# AIM OF THE TASK
Tally all lines containing the word "Rule". Give the number alone.
==== AVAILABLE DATA ====
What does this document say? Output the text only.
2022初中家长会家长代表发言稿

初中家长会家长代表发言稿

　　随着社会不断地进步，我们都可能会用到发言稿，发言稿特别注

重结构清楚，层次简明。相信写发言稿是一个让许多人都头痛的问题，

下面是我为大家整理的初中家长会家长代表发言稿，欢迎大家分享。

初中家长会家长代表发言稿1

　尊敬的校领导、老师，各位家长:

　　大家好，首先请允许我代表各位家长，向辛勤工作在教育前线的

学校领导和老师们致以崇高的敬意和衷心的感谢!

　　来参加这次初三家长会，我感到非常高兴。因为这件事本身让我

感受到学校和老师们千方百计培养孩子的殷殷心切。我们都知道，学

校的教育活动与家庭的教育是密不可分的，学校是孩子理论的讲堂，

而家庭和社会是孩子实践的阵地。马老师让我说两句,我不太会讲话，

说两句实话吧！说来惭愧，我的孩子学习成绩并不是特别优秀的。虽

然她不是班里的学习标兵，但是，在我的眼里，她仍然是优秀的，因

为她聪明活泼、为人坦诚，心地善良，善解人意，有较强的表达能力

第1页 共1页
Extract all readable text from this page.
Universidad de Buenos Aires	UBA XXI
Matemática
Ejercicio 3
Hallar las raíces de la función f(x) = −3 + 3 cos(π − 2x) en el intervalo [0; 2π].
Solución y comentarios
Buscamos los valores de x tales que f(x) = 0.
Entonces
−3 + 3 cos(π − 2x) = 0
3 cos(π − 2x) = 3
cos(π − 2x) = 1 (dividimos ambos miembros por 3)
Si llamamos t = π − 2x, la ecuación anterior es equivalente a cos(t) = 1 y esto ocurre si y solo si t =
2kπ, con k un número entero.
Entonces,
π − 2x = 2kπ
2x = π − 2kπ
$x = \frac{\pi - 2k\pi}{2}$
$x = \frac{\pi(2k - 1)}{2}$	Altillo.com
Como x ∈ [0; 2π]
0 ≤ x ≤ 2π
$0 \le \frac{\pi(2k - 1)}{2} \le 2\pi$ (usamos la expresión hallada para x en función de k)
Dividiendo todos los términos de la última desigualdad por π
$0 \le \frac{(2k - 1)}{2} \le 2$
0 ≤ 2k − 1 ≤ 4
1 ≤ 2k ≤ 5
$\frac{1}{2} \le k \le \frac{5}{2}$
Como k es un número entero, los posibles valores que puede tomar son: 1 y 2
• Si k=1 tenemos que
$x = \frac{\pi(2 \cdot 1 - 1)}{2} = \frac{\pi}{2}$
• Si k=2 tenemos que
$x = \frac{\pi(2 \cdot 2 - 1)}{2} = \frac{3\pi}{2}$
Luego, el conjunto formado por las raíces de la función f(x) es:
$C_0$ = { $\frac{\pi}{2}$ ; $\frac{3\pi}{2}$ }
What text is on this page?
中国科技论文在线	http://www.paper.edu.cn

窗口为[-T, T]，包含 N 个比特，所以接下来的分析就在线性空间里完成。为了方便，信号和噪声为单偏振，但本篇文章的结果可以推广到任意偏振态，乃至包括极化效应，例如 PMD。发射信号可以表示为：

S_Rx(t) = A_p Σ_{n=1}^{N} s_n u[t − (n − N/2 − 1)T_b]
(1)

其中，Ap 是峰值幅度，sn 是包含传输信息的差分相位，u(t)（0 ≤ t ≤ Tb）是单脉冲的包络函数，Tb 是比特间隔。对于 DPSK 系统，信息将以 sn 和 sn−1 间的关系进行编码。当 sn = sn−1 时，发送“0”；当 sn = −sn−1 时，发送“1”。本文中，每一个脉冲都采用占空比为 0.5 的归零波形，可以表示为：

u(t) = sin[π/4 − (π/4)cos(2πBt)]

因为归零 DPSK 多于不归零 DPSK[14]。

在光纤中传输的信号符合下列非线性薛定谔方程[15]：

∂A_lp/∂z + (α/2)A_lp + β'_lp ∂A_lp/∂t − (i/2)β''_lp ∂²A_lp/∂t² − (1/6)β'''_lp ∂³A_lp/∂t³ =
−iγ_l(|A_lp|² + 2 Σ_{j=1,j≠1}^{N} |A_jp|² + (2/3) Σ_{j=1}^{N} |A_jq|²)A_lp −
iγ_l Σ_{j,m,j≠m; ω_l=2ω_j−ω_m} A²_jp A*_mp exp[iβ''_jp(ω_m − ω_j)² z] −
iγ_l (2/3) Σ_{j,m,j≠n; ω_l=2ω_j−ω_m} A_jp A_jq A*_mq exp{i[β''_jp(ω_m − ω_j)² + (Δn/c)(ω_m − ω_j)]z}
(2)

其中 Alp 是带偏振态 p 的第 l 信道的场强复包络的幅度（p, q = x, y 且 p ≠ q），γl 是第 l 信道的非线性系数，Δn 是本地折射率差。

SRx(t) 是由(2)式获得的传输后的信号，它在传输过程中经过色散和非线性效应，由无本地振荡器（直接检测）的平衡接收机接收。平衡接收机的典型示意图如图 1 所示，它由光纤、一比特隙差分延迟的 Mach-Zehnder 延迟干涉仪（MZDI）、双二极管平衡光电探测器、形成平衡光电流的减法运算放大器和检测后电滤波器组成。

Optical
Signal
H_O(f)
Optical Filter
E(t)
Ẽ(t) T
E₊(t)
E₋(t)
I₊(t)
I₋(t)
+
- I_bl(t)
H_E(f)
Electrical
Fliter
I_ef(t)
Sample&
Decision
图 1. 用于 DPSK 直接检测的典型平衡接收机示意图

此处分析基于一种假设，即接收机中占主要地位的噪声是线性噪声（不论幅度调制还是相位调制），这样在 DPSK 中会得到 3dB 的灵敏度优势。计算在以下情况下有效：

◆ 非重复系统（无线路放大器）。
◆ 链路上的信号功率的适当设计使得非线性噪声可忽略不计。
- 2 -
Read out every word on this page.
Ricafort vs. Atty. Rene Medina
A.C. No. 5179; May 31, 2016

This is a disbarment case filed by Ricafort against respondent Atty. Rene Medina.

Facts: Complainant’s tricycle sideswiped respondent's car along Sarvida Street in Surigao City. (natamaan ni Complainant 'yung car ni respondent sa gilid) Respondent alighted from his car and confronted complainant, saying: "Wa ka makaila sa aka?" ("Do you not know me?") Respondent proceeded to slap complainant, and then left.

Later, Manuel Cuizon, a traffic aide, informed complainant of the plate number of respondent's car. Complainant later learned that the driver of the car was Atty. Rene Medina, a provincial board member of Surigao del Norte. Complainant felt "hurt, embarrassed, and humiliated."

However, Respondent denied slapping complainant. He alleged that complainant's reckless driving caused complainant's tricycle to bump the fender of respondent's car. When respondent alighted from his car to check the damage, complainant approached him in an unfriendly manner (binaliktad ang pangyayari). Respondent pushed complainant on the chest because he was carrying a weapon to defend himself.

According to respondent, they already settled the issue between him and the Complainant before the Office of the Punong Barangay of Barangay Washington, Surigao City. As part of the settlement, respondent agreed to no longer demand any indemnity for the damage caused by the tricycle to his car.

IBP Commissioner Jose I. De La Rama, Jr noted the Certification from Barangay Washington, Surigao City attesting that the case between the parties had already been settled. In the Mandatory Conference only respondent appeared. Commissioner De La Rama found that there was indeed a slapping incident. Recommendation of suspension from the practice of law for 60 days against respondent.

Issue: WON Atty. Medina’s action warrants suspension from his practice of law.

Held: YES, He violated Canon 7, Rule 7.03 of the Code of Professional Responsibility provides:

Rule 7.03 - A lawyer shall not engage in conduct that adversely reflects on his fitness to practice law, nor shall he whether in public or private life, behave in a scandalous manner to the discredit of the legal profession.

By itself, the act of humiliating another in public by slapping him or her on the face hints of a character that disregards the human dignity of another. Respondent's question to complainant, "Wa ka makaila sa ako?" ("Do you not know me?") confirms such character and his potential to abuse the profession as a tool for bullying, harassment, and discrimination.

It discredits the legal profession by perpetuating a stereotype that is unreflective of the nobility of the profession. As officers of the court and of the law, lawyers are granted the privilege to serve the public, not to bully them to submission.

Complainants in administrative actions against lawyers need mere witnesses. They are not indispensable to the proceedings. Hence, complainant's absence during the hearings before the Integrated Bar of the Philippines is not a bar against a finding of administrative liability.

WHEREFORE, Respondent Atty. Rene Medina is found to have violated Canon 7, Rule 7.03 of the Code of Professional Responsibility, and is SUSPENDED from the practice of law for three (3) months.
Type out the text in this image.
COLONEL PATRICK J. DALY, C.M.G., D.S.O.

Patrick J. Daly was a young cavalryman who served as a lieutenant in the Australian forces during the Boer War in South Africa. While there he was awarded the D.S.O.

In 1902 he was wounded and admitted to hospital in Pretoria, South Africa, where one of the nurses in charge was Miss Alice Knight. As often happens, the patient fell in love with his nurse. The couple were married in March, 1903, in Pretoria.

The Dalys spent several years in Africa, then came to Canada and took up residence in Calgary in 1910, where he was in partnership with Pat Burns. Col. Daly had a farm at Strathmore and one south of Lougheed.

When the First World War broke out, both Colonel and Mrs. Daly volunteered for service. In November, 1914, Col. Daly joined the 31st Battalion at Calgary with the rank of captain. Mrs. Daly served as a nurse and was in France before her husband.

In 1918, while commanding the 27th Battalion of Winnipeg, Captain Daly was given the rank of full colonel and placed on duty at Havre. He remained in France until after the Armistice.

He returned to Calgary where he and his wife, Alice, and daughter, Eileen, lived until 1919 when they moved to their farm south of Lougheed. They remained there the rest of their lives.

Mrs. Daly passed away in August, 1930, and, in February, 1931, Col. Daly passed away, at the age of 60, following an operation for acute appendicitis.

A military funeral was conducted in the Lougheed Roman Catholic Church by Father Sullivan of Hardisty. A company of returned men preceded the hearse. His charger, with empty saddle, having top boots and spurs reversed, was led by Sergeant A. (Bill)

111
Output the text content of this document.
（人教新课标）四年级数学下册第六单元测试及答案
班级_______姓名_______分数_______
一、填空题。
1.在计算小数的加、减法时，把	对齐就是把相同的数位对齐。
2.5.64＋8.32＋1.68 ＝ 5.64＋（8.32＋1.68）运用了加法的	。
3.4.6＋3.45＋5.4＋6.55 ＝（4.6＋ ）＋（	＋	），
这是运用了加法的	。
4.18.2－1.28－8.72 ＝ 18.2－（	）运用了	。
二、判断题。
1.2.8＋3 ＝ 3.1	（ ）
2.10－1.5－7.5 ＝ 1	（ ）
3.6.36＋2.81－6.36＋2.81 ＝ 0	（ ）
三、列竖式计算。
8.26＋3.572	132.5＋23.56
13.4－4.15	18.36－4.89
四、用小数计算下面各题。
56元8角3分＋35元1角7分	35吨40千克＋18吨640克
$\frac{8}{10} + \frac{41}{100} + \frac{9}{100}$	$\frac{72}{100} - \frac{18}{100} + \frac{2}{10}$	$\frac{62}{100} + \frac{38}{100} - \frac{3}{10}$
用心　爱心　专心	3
====
# TASK OUTPUT
3